++++ Dataset rows ++++

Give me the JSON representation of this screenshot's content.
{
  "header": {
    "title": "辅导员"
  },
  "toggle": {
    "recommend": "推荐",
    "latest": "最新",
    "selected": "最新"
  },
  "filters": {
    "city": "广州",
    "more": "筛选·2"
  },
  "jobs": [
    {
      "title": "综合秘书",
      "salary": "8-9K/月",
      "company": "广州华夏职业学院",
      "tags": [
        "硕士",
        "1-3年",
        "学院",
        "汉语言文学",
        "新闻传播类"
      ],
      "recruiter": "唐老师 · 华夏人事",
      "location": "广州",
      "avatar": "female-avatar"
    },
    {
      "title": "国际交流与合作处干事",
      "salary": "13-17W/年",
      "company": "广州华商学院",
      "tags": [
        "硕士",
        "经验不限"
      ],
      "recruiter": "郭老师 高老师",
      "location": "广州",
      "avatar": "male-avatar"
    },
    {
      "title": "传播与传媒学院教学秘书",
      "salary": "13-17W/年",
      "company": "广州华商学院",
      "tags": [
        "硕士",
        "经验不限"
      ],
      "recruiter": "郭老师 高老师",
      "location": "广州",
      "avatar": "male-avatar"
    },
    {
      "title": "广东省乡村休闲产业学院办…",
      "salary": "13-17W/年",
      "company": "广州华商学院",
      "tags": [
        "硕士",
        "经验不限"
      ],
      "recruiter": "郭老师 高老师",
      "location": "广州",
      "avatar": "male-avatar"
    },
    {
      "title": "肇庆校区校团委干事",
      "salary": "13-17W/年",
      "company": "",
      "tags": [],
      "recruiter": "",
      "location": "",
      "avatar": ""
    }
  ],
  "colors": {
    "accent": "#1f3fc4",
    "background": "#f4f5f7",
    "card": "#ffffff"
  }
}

++++

== Prompt ==
Report only the number of lines in the listing that contain the word "title".

== Result of the exercise ==
6